··· Dataset rows

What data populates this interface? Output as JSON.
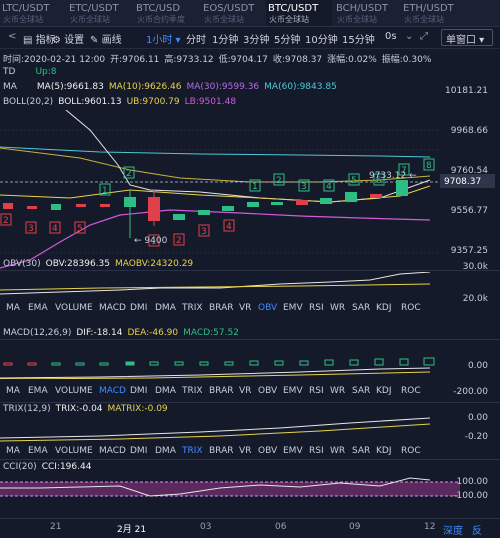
{
  "tabs": [
    {
      "name": "LTC/USDT",
      "sub": "火币全球站"
    },
    {
      "name": "ETC/USDT",
      "sub": "火币全球站"
    },
    {
      "name": "BTC/USD",
      "sub": "火币合约季度"
    },
    {
      "name": "EOS/USDT",
      "sub": "火币全球站"
    },
    {
      "name": "BTC/USDT",
      "sub": "火币全球站"
    },
    {
      "name": "BCH/USDT",
      "sub": "火币全球站"
    },
    {
      "name": "ETH/USDT",
      "sub": "火币全球站"
    }
  ],
  "toolbar": {
    "indicator": "指标",
    "settings": "设置",
    "draw": "画线",
    "periods": [
      "1小时 ▾",
      "分时",
      "1分钟",
      "3分钟",
      "5分钟",
      "10分钟",
      "15分钟",
      "0s"
    ],
    "window_mode": "单窗口 ▾"
  },
  "info": {
    "time": "时间:2020-02-21 12:00",
    "open": "开:9706.11",
    "high": "高:9733.12",
    "low": "低:9704.17",
    "close": "收:9708.37",
    "change": "涨幅:0.02%",
    "amplitude": "振幅:0.30%"
  },
  "td": {
    "label": "TD",
    "value": "Up:8"
  },
  "ma": {
    "label": "MA",
    "ma5": "MA(5):9661.83",
    "ma10": "MA(10):9626.46",
    "ma30": "MA(30):9599.36",
    "ma60": "MA(60):9843.85"
  },
  "boll": {
    "label": "BOLL(20,2)",
    "boll": "BOLL:9601.13",
    "ub": "UB:9700.79",
    "lb": "LB:9501.48"
  },
  "main_axis": [
    "10181.21",
    "9968.66",
    "9760.54",
    "9556.77",
    "9357.25"
  ],
  "current_price": "9708.37",
  "high_mark": "9733.12 ←",
  "low_mark": "← 9400",
  "obv": {
    "label": "OBV(30)",
    "obv": "OBV:28396.35",
    "maobv": "MAOBV:24320.29",
    "axis": [
      "30.0k",
      "20.0k"
    ]
  },
  "macd": {
    "label": "MACD(12,26,9)",
    "dif": "DIF:-18.14",
    "dea": "DEA:-46.90",
    "macd": "MACD:57.52",
    "axis": [
      "0.00",
      "-200.00"
    ]
  },
  "trix": {
    "label": "TRIX(12,9)",
    "trix": "TRIX:-0.04",
    "matrix": "MATRIX:-0.09",
    "axis": [
      "0.00",
      "-0.20"
    ]
  },
  "cci": {
    "label": "CCI(20)",
    "cci": "CCI:196.44",
    "axis": [
      "100.00",
      "-100.00"
    ]
  },
  "indicator_tabs": [
    "MA",
    "EMA",
    "VOLUME",
    "MACD",
    "DMI",
    "DMA",
    "TRIX",
    "BRAR",
    "VR",
    "OBV",
    "EMV",
    "RSI",
    "WR",
    "SAR",
    "KDJ",
    "ROC"
  ],
  "x_axis": [
    "21",
    "2月 21",
    "03",
    "06",
    "09",
    "12"
  ],
  "footer": {
    "depth": "深度",
    "reverse": "反",
    "label12": "12"
  },
  "colors": {
    "up": "#2ebd85",
    "down": "#e0404b",
    "accent": "#3d8cff",
    "ma5": "#f0f0f0",
    "ma10": "#e8d24a",
    "ma30": "#b26de0",
    "ma60": "#4bc9d6"
  }
}
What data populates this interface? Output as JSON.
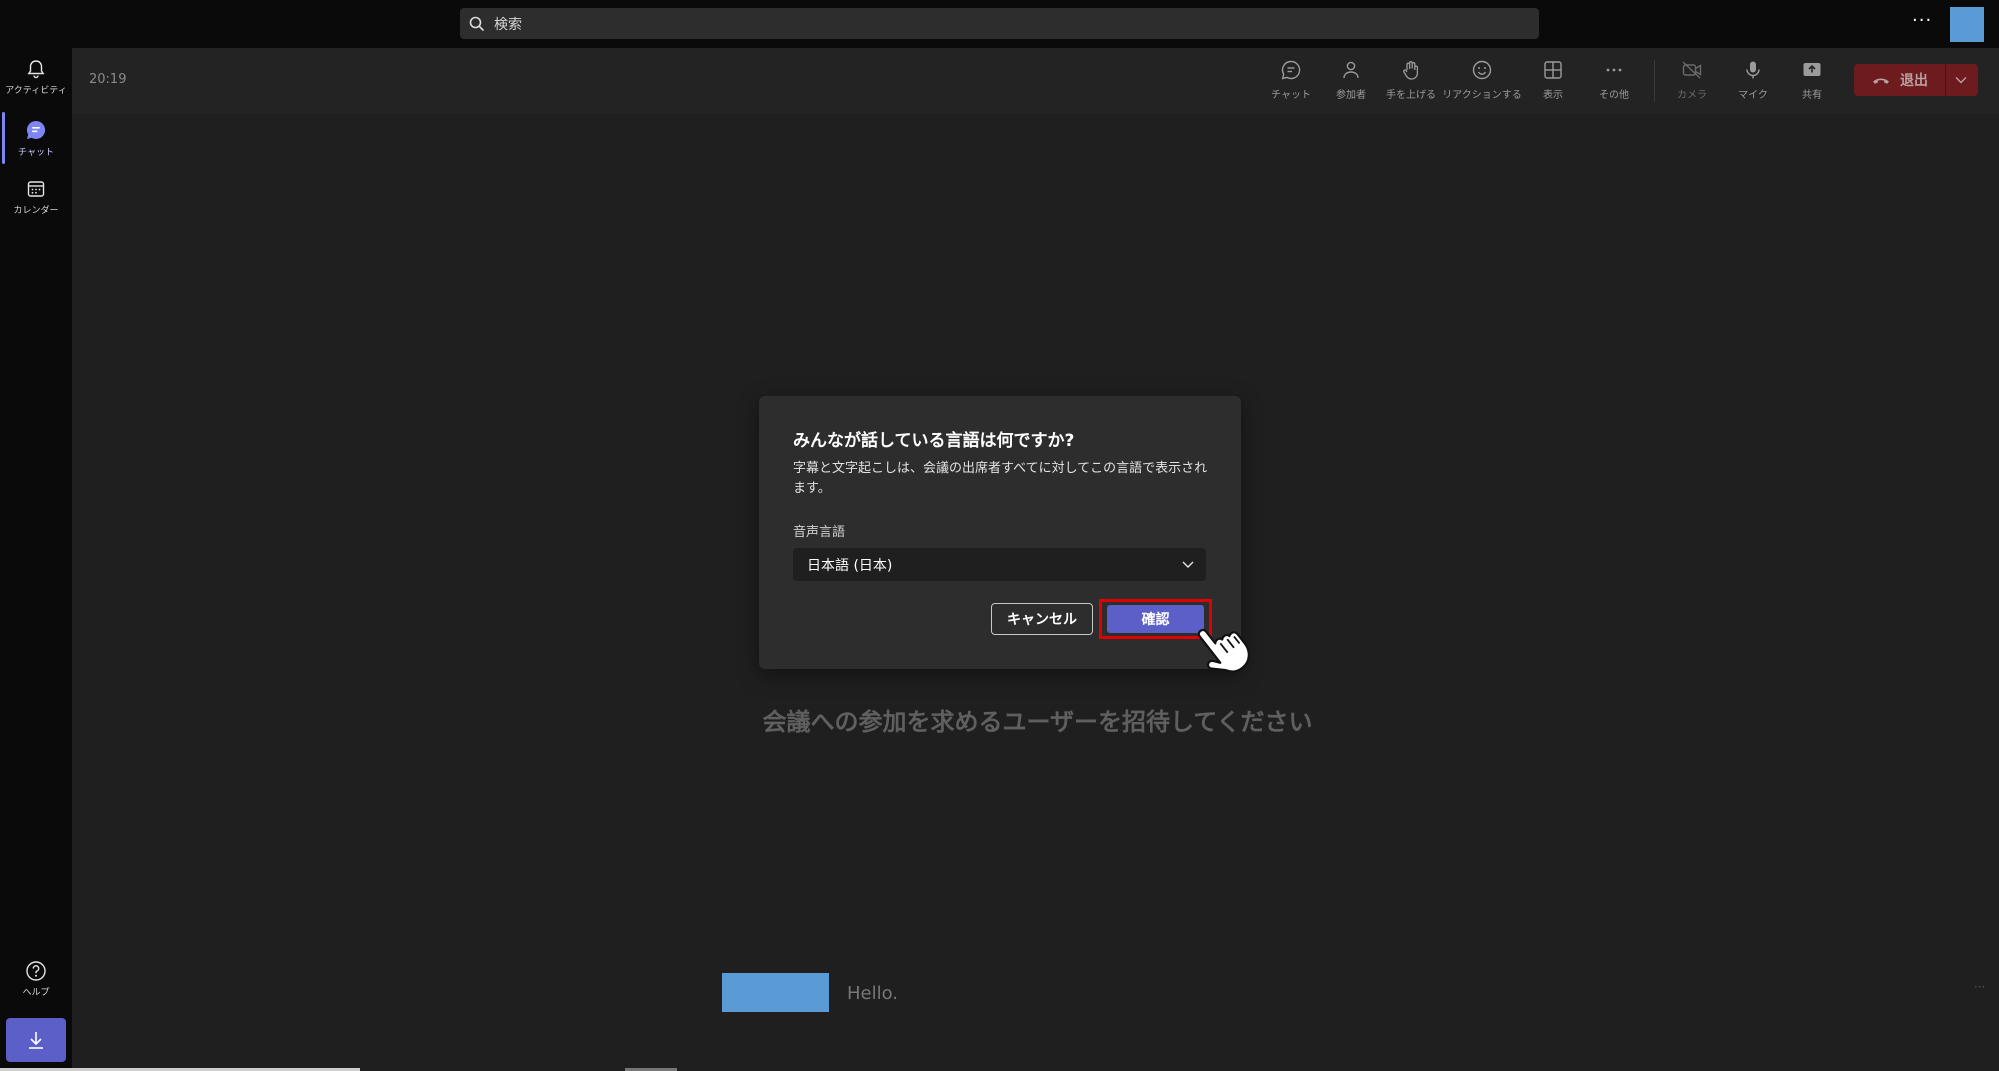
{
  "search": {
    "placeholder": "検索"
  },
  "top": {
    "more": "···"
  },
  "rail": {
    "items": [
      {
        "label": "アクティビティ",
        "icon": "bell-icon"
      },
      {
        "label": "チャット",
        "icon": "chat-icon"
      },
      {
        "label": "カレンダー",
        "icon": "calendar-icon"
      }
    ],
    "help_label": "ヘルプ"
  },
  "meeting": {
    "time": "20:19",
    "toolbar": [
      {
        "label": "チャット",
        "icon": "chat-bubble-icon"
      },
      {
        "label": "参加者",
        "icon": "people-icon"
      },
      {
        "label": "手を上げる",
        "icon": "raise-hand-icon"
      },
      {
        "label": "リアクションする",
        "icon": "smiley-icon"
      },
      {
        "label": "表示",
        "icon": "grid-icon"
      },
      {
        "label": "その他",
        "icon": "more-icon"
      },
      {
        "label": "カメラ",
        "icon": "camera-off-icon"
      },
      {
        "label": "マイク",
        "icon": "mic-icon"
      },
      {
        "label": "共有",
        "icon": "share-icon"
      }
    ],
    "more_glyph": "···",
    "leave_label": "退出"
  },
  "dialog": {
    "title": "みんなが話している言語は何ですか?",
    "description": "字幕と文字起こしは、会議の出席者すべてに対してこの言語で表示されます。",
    "language_label": "音声言語",
    "language_value": "日本語 (日本)",
    "cancel_label": "キャンセル",
    "confirm_label": "確認"
  },
  "stage": {
    "invite_text": "会議への参加を求めるユーザーを招待してください",
    "hello": "Hello.",
    "corner_dots": "···"
  },
  "colors": {
    "accent": "#5b5fc7",
    "leave": "#6e1b1f",
    "highlight": "#e00000",
    "avatar": "#5b9bd5"
  }
}
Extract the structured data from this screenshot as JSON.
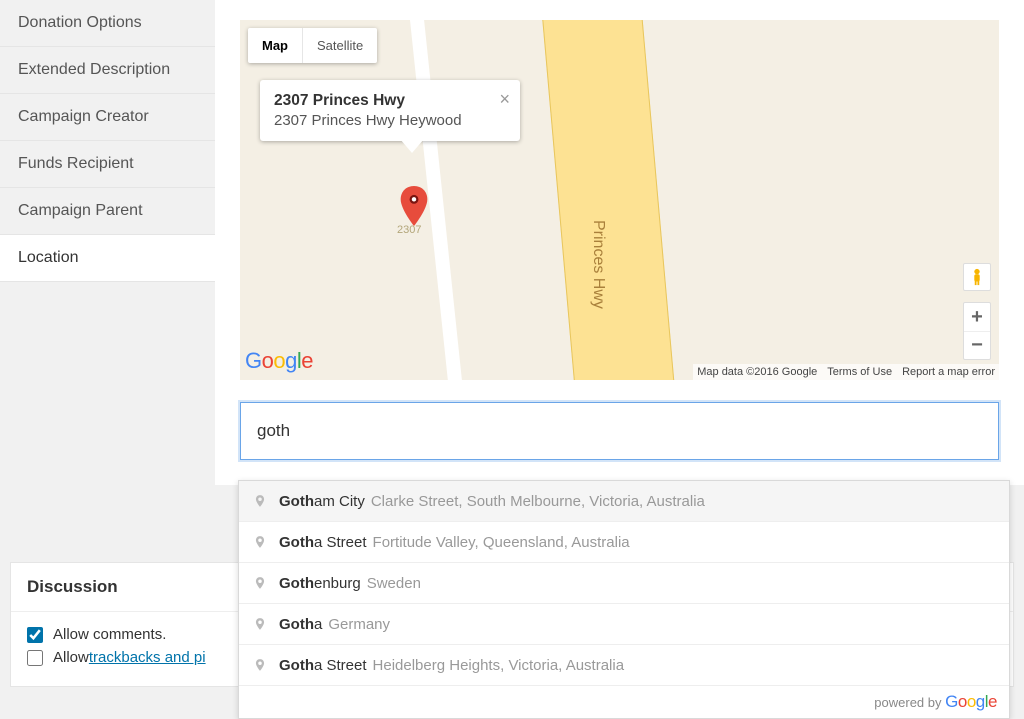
{
  "sidebar": {
    "items": [
      {
        "label": "Donation Options"
      },
      {
        "label": "Extended Description"
      },
      {
        "label": "Campaign Creator"
      },
      {
        "label": "Funds Recipient"
      },
      {
        "label": "Campaign Parent"
      },
      {
        "label": "Location"
      }
    ]
  },
  "map": {
    "view_buttons": {
      "map": "Map",
      "satellite": "Satellite"
    },
    "info": {
      "title": "2307 Princes Hwy",
      "subtitle": "2307 Princes Hwy Heywood"
    },
    "marker_number": "2307",
    "road_label": "Princes Hwy",
    "footer": {
      "data": "Map data ©2016 Google",
      "terms": "Terms of Use",
      "report": "Report a map error"
    },
    "zoom": {
      "in": "+",
      "out": "−"
    }
  },
  "search": {
    "value": "goth"
  },
  "autocomplete": {
    "items": [
      {
        "match": "Goth",
        "rest": "am City",
        "secondary": "Clarke Street, South Melbourne, Victoria, Australia"
      },
      {
        "match": "Goth",
        "rest": "a Street",
        "secondary": "Fortitude Valley, Queensland, Australia"
      },
      {
        "match": "Goth",
        "rest": "enburg",
        "secondary": "Sweden"
      },
      {
        "match": "Goth",
        "rest": "a",
        "secondary": "Germany"
      },
      {
        "match": "Goth",
        "rest": "a Street",
        "secondary": "Heidelberg Heights, Victoria, Australia"
      }
    ],
    "footer": "powered by "
  },
  "discussion": {
    "title": "Discussion",
    "allow_comments": "Allow comments.",
    "allow_trackbacks_prefix": "Allow ",
    "allow_trackbacks_link": "trackbacks and pi"
  }
}
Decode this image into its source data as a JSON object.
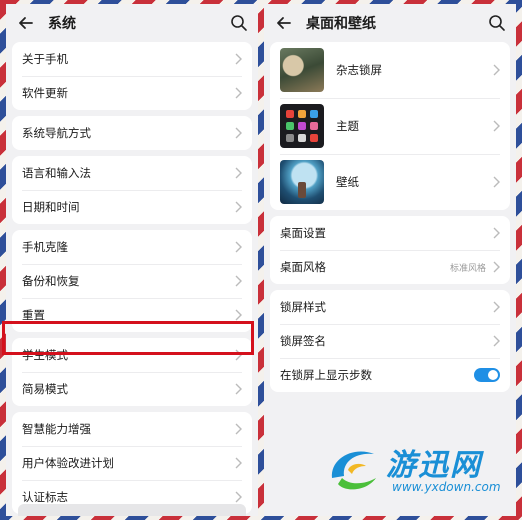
{
  "left": {
    "title": "系统",
    "groups": [
      [
        "关于手机",
        "软件更新"
      ],
      [
        "系统导航方式"
      ],
      [
        "语言和输入法",
        "日期和时间"
      ],
      [
        "手机克隆",
        "备份和恢复",
        "重置"
      ],
      [
        "学生模式",
        "简易模式"
      ],
      [
        "智慧能力增强",
        "用户体验改进计划",
        "认证标志"
      ]
    ]
  },
  "right": {
    "title": "桌面和壁纸",
    "thumbs": [
      "杂志锁屏",
      "主题",
      "壁纸"
    ],
    "desktop_settings": "桌面设置",
    "desktop_style": "桌面风格",
    "desktop_style_value": "标准风格",
    "lock_style": "锁屏样式",
    "lock_signature": "锁屏签名",
    "show_steps": "在锁屏上显示步数",
    "show_steps_on": true
  },
  "watermark": {
    "name": "游迅网",
    "url": "www.yxdown.com"
  },
  "colors": {
    "accent": "#1f8fe5",
    "highlight": "#d4101c"
  }
}
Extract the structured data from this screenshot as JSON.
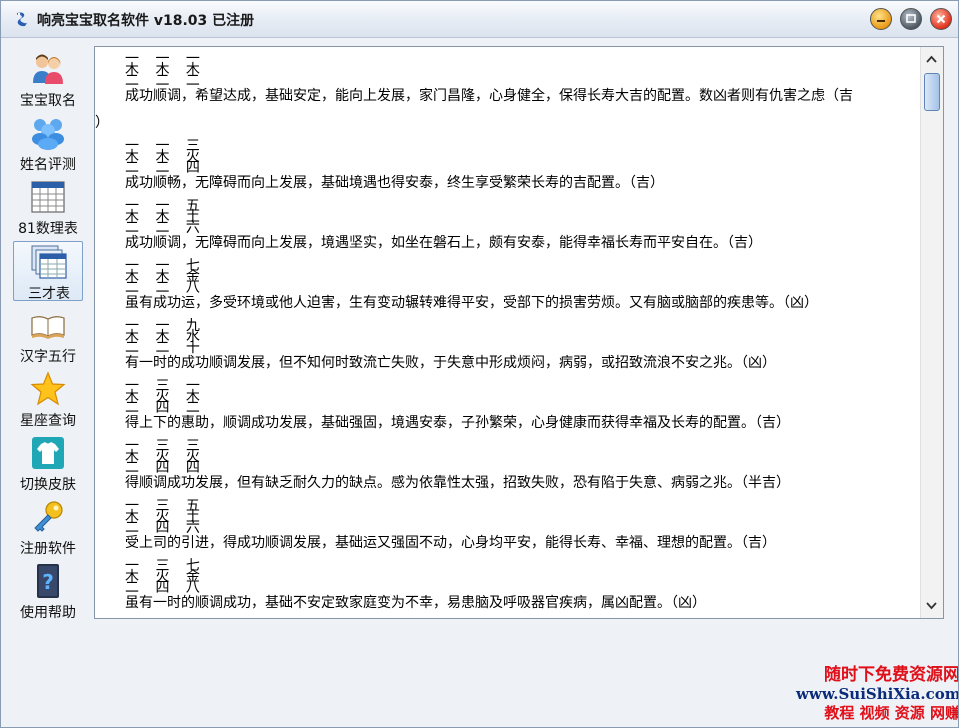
{
  "window": {
    "title": "响亮宝宝取名软件 v18.03  已注册"
  },
  "sidebar": {
    "items": [
      {
        "label": "宝宝取名",
        "icon": "people-icon"
      },
      {
        "label": "姓名评测",
        "icon": "users-icon"
      },
      {
        "label": "81数理表",
        "icon": "calendar-table-icon"
      },
      {
        "label": "三才表",
        "icon": "table-icon",
        "active": true
      },
      {
        "label": "汉字五行",
        "icon": "book-icon"
      },
      {
        "label": "星座查询",
        "icon": "star-icon"
      },
      {
        "label": "切换皮肤",
        "icon": "shirt-icon"
      },
      {
        "label": "注册软件",
        "icon": "key-icon"
      },
      {
        "label": "使用帮助",
        "icon": "help-book-icon"
      }
    ]
  },
  "content": {
    "lines": [
      {
        "kind": "tri",
        "text": "一 一 一"
      },
      {
        "kind": "tri",
        "text": "木 木 木"
      },
      {
        "kind": "tri",
        "text": "二 二 二"
      },
      {
        "kind": "desc",
        "text": "成功顺调，希望达成，基础安定，能向上发展，家门昌隆，心身健全，保得长寿大吉的配置。数凶者则有仇害之虑（吉"
      },
      {
        "kind": "desc",
        "text": "）"
      },
      {
        "kind": "tri",
        "text": "一 一 三"
      },
      {
        "kind": "tri",
        "text": "木 木 火"
      },
      {
        "kind": "tri",
        "text": "二 二 四"
      },
      {
        "kind": "desc",
        "text": "成功顺畅，无障碍而向上发展，基础境遇也得安泰，终生享受繁荣长寿的吉配置。（吉）"
      },
      {
        "kind": "tri",
        "text": "一 一 五"
      },
      {
        "kind": "tri",
        "text": "木 木 土"
      },
      {
        "kind": "tri",
        "text": "二 二 六"
      },
      {
        "kind": "desc",
        "text": "成功顺调，无障碍而向上发展，境遇坚实，如坐在磐石上，颇有安泰，能得幸福长寿而平安自在。（吉）"
      },
      {
        "kind": "tri",
        "text": "一 一 七"
      },
      {
        "kind": "tri",
        "text": "木 木 金"
      },
      {
        "kind": "tri",
        "text": "二 二 八"
      },
      {
        "kind": "desc",
        "text": "虽有成功运，多受环境或他人迫害，生有变动辗转难得平安，受部下的损害劳烦。又有脑或脑部的疾患等。（凶）"
      },
      {
        "kind": "tri",
        "text": "一 一 九"
      },
      {
        "kind": "tri",
        "text": "木 木 水"
      },
      {
        "kind": "tri",
        "text": "二 二 十"
      },
      {
        "kind": "desc",
        "text": "有一时的成功顺调发展，但不知何时致流亡失败，于失意中形成烦闷，病弱，或招致流浪不安之兆。（凶）"
      },
      {
        "kind": "tri",
        "text": "一 三 一"
      },
      {
        "kind": "tri",
        "text": "木 火 木"
      },
      {
        "kind": "tri",
        "text": "二 四 二"
      },
      {
        "kind": "desc",
        "text": "得上下的惠助，顺调成功发展，基础强固，境遇安泰，子孙繁荣，心身健康而获得幸福及长寿的配置。（吉）"
      },
      {
        "kind": "tri",
        "text": "一 三 三"
      },
      {
        "kind": "tri",
        "text": "木 火 火"
      },
      {
        "kind": "tri",
        "text": "二 四 四"
      },
      {
        "kind": "desc",
        "text": "得顺调成功发展，但有缺乏耐久力的缺点。感为依靠性太强，招致失败，恐有陷于失意、病弱之兆。（半吉）"
      },
      {
        "kind": "tri",
        "text": "一 三 五"
      },
      {
        "kind": "tri",
        "text": "木 火 土"
      },
      {
        "kind": "tri",
        "text": "二 四 六"
      },
      {
        "kind": "desc",
        "text": "受上司的引进，得成功顺调发展，基础运又强固不动，心身均平安，能得长寿、幸福、理想的配置。（吉）"
      },
      {
        "kind": "tri",
        "text": "一 三 七"
      },
      {
        "kind": "tri",
        "text": "木 火 金"
      },
      {
        "kind": "tri",
        "text": "二 四 八"
      },
      {
        "kind": "desc",
        "text": "虽有一时的顺调成功，基础不安定致家庭变为不幸，易患脑及呼吸器官疾病，属凶配置。（凶）"
      }
    ]
  },
  "watermark": {
    "line1": "随时下免费资源网",
    "line2": "www.SuiShiXia.com",
    "line3": "教程 视频 资源 网赚"
  }
}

······

Aim:
Go through the entries above and pull out each line with "table" in it.

Exercise result:
        "icon": "calendar-table-icon"
        "icon": "table-icon",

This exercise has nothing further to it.